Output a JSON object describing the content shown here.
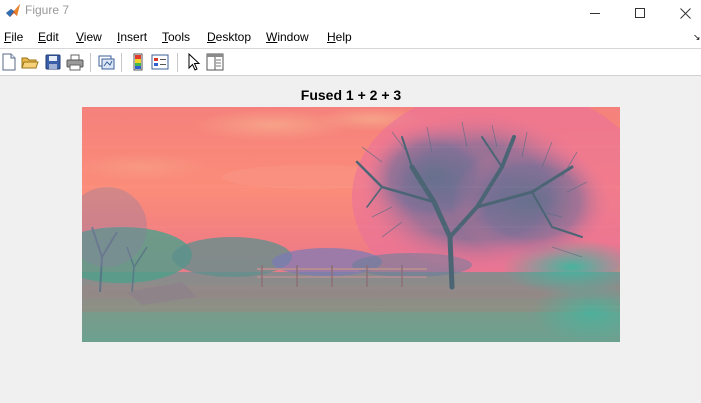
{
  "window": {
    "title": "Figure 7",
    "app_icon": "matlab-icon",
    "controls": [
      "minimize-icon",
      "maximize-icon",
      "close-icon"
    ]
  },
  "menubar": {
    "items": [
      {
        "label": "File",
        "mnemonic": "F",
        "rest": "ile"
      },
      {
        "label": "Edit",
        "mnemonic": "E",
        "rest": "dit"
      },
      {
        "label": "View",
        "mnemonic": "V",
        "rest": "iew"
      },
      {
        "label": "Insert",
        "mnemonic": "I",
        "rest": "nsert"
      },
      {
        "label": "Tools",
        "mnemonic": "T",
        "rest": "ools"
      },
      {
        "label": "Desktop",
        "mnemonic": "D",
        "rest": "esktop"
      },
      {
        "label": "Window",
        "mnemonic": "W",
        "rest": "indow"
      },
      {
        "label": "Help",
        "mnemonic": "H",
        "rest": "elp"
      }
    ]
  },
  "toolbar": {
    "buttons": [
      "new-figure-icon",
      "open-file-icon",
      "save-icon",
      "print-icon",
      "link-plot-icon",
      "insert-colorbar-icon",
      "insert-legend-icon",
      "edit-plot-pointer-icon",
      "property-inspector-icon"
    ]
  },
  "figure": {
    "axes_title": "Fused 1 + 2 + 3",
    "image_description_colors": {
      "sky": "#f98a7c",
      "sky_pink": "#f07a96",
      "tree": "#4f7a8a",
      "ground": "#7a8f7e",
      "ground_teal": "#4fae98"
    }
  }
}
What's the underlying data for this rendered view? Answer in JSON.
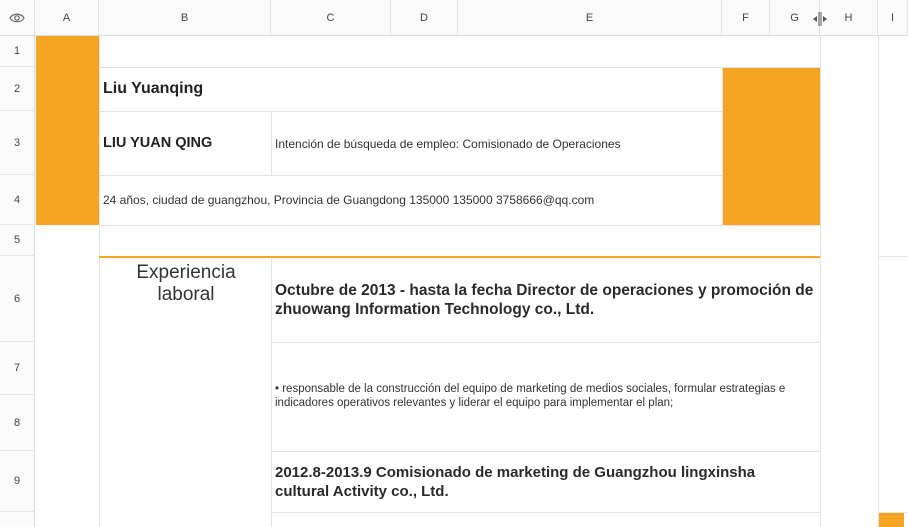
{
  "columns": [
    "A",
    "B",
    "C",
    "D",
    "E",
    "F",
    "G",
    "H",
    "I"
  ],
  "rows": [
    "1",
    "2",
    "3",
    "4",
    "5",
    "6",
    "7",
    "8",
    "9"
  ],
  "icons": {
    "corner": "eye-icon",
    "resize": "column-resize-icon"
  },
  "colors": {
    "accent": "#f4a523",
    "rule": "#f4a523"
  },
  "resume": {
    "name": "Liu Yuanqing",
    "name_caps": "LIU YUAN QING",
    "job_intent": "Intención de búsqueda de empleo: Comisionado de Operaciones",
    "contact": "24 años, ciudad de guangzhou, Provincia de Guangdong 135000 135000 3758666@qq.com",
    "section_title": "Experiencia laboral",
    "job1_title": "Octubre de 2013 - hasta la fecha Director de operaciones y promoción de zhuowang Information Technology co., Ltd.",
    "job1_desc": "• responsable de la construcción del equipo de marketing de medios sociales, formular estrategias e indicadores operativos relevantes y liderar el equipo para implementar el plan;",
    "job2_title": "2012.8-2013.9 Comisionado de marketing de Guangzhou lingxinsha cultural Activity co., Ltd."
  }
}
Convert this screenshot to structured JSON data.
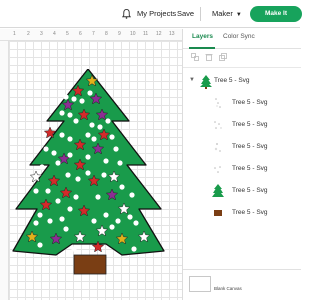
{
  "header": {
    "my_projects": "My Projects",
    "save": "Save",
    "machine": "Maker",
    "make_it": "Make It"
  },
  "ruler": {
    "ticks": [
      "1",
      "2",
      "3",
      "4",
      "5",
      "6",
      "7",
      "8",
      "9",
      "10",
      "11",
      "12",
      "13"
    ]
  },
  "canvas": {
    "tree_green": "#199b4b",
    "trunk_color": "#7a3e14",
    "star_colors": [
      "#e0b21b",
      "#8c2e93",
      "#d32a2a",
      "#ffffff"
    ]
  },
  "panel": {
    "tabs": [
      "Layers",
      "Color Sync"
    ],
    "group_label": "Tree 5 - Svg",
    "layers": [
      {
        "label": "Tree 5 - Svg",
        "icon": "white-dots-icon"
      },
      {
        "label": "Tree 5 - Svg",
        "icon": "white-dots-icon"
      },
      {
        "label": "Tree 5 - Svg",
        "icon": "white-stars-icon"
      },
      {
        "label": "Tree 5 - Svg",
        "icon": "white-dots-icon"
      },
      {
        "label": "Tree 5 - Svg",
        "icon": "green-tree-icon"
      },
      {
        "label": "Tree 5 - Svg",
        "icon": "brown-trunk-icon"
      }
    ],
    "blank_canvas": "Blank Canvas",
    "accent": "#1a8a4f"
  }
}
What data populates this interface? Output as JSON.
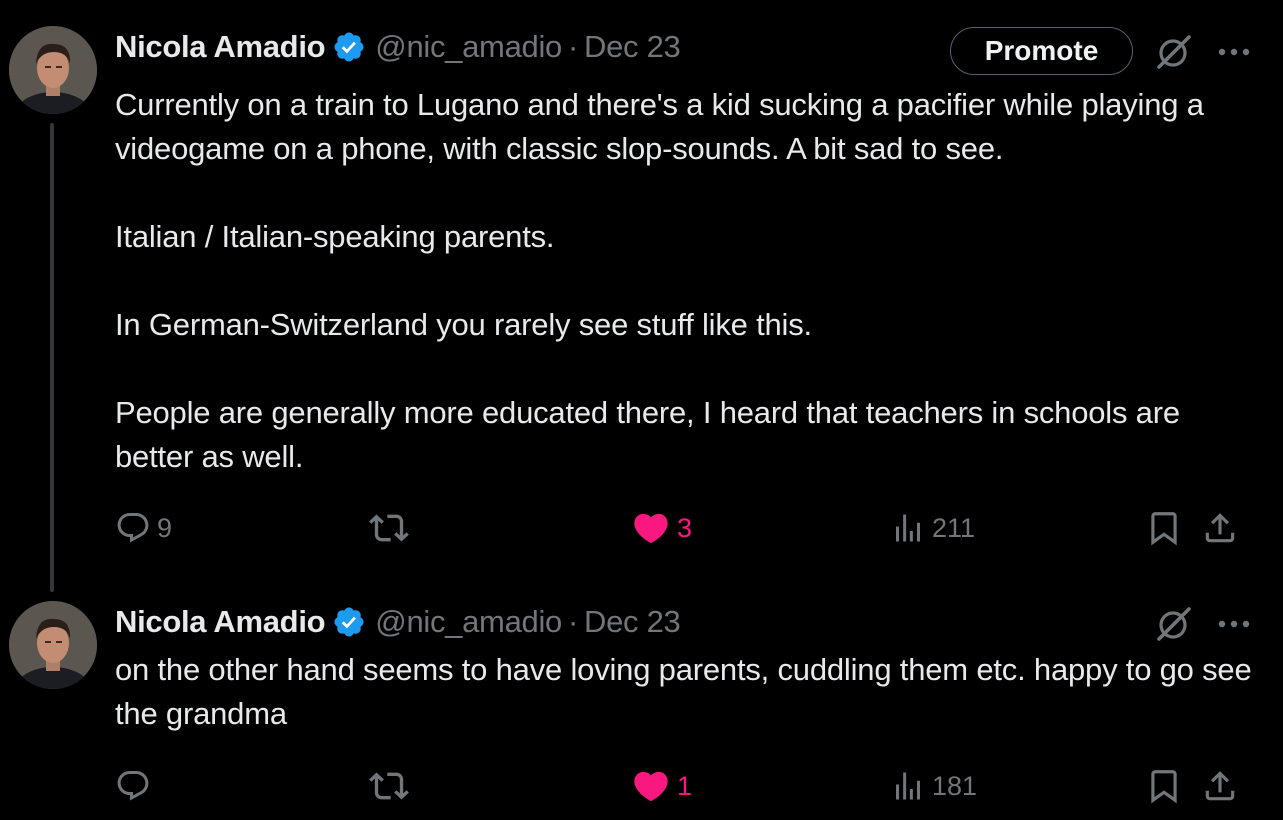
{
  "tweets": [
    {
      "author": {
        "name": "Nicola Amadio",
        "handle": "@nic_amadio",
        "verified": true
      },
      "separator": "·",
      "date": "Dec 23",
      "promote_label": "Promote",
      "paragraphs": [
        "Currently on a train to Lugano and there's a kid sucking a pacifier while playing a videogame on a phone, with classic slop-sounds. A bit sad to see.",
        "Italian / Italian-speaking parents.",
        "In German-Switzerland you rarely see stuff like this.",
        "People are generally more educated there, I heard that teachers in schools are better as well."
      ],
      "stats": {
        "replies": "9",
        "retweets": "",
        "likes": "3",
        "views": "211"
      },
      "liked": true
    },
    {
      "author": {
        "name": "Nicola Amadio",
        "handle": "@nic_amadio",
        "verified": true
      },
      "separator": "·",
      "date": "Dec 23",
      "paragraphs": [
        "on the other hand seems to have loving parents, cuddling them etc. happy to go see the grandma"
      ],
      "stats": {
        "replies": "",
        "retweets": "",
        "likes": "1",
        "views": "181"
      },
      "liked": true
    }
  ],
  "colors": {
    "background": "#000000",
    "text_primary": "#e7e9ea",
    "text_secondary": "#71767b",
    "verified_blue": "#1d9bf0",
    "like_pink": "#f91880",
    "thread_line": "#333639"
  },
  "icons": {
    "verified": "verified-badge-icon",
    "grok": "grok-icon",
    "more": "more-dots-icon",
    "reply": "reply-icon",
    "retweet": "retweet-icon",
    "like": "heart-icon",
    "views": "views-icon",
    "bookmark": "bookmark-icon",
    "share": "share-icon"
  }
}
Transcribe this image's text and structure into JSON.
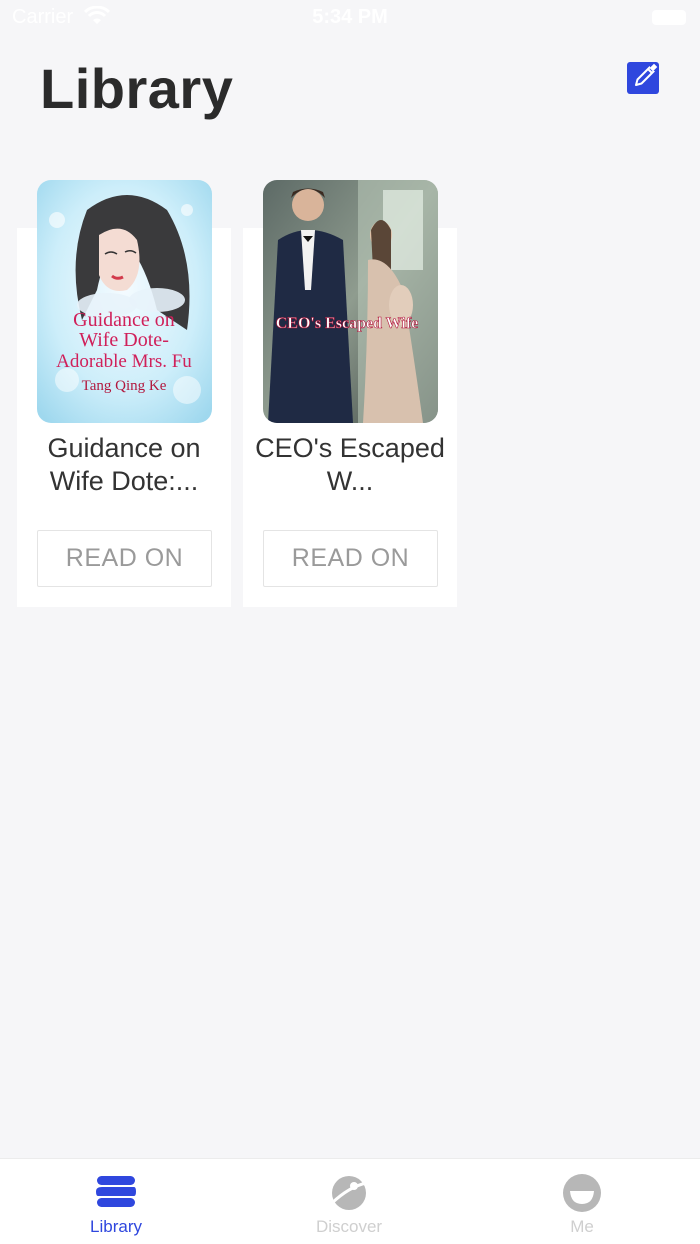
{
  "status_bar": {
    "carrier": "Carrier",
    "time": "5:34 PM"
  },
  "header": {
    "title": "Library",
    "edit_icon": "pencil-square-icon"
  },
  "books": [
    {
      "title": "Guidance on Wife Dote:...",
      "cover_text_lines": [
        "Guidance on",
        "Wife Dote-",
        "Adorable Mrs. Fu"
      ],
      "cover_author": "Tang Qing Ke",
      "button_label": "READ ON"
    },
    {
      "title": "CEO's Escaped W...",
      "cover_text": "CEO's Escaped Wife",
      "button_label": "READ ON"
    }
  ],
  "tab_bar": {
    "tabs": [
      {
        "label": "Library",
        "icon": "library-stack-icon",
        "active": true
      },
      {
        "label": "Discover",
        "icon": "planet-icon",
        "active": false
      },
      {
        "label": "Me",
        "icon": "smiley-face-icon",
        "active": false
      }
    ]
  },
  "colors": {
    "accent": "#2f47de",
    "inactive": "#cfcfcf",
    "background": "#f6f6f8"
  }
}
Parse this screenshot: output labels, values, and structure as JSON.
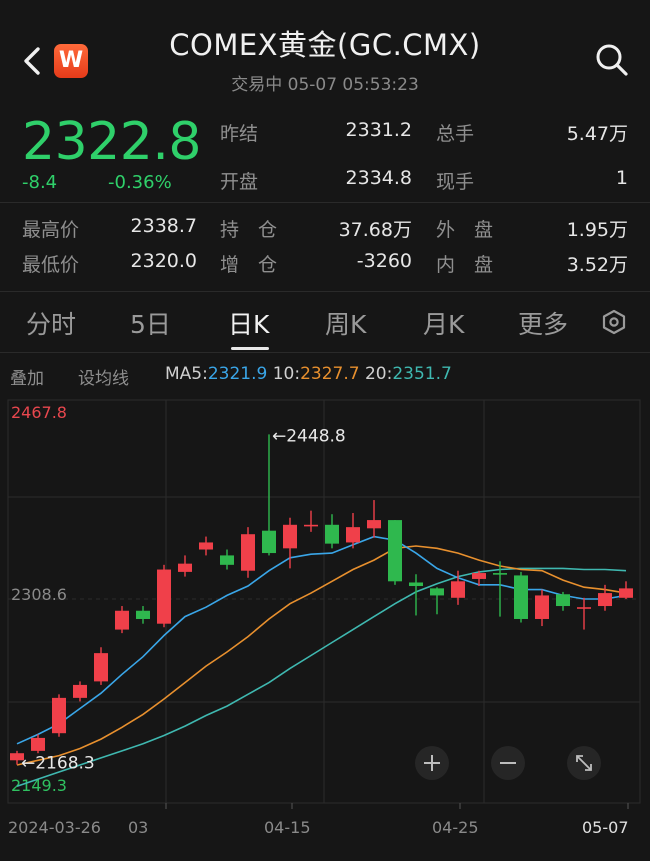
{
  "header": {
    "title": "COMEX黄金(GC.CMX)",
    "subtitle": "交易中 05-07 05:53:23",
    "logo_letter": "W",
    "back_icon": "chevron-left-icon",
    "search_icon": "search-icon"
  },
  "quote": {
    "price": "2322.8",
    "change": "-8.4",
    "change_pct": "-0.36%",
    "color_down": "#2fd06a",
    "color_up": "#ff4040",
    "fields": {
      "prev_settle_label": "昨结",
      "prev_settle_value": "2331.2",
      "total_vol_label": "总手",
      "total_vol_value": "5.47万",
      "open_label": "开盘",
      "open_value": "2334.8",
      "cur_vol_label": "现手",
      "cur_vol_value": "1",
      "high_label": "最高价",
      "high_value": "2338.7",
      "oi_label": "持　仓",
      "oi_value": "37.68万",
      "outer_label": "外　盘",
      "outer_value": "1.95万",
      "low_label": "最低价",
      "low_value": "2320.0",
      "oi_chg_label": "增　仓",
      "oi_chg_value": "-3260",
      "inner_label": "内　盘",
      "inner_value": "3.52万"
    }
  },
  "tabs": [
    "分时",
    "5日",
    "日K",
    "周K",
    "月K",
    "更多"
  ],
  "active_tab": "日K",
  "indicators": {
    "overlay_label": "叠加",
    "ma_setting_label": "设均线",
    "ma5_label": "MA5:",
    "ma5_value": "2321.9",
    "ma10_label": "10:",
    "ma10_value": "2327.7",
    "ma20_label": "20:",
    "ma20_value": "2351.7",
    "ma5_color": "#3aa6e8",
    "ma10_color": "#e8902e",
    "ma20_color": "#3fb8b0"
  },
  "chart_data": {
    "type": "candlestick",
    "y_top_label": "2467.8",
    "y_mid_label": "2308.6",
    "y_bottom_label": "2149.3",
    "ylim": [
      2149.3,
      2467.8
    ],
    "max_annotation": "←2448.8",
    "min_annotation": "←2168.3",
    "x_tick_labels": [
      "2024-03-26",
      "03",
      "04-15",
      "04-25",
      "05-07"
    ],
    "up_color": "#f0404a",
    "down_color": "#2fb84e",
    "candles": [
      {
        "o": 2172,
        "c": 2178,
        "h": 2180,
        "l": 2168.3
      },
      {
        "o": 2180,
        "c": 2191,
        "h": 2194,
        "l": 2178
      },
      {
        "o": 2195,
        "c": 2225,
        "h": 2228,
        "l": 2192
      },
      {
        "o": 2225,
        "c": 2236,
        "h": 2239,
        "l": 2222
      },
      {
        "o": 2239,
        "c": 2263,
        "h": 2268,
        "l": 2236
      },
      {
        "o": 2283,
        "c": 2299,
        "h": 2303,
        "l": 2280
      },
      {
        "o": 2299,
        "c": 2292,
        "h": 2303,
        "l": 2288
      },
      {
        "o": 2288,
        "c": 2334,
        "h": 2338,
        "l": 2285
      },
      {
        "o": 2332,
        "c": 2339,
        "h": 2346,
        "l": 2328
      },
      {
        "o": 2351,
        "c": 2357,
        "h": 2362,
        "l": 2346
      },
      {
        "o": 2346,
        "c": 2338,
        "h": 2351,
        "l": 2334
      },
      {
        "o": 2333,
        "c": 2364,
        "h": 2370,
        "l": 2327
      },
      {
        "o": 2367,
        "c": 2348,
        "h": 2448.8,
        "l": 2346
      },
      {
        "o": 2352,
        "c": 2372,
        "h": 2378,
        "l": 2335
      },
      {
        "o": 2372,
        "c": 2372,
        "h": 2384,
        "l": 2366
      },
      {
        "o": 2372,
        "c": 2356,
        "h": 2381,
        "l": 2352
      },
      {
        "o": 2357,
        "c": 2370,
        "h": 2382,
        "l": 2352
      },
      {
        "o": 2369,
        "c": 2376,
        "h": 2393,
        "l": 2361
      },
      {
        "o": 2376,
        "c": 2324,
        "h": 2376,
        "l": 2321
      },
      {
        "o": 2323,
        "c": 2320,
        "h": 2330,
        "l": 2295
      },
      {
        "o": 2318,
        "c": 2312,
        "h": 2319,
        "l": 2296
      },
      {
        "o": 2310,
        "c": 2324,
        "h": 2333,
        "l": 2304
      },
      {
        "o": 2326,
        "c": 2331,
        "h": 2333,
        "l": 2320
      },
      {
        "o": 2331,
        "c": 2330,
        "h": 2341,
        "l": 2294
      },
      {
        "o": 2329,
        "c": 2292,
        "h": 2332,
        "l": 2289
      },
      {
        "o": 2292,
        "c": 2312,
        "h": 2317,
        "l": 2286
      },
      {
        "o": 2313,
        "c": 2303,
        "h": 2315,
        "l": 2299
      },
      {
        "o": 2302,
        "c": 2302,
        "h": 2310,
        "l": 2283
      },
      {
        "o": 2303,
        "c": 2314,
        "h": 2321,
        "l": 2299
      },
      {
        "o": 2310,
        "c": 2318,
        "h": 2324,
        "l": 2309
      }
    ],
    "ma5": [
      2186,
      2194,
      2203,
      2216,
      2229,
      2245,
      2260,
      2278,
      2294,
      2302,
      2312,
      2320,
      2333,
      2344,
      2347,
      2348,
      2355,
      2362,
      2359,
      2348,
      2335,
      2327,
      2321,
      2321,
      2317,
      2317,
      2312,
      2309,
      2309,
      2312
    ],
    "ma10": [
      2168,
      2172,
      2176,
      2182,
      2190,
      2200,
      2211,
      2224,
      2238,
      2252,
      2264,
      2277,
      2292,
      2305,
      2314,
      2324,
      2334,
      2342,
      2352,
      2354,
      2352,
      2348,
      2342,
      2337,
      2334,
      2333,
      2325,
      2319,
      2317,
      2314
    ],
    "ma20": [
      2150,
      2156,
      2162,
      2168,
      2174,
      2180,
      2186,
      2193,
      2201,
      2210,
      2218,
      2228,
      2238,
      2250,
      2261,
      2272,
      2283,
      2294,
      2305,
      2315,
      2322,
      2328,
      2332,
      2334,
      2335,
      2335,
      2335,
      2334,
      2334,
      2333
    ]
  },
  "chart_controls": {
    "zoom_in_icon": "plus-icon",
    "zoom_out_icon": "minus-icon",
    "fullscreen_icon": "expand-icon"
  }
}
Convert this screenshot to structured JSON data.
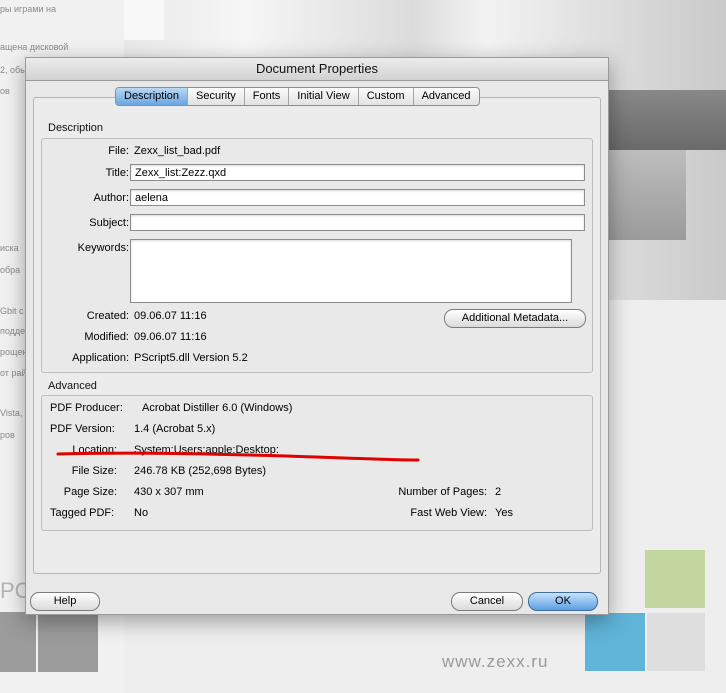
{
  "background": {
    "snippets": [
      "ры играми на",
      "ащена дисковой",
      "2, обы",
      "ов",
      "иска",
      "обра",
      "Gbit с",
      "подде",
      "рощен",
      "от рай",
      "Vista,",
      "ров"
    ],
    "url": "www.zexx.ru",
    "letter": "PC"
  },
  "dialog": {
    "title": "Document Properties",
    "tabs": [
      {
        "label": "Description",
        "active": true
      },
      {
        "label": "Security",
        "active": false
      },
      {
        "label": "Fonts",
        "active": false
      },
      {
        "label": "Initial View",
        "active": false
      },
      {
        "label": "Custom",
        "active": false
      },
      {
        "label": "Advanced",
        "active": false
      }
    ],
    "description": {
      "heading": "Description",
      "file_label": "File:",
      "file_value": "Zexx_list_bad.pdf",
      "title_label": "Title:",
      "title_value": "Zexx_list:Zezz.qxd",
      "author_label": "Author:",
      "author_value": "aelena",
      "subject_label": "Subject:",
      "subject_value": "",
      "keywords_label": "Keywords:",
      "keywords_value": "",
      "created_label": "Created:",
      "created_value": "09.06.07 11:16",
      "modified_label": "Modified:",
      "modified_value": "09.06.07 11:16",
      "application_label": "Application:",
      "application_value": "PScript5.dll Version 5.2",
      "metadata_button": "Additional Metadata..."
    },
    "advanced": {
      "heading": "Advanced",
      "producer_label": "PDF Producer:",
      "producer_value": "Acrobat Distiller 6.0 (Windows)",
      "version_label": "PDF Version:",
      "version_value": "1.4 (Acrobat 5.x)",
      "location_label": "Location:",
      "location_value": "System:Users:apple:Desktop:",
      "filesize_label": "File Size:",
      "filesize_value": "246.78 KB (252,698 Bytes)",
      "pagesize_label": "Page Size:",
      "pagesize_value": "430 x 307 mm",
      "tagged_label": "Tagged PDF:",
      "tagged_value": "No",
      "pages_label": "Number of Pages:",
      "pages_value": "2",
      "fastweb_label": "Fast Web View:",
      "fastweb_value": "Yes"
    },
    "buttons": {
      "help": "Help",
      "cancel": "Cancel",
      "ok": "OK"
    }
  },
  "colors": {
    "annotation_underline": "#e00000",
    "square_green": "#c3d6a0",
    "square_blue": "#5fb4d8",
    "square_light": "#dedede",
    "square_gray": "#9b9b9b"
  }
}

## PROBLEM DESCRIPTION
Filter the data, keeping only the lines that contain "What".

## TASK OUTPUT
What's the underlying data for this rendered view? Answer in JSON.
What data populates this interface? Output as JSON.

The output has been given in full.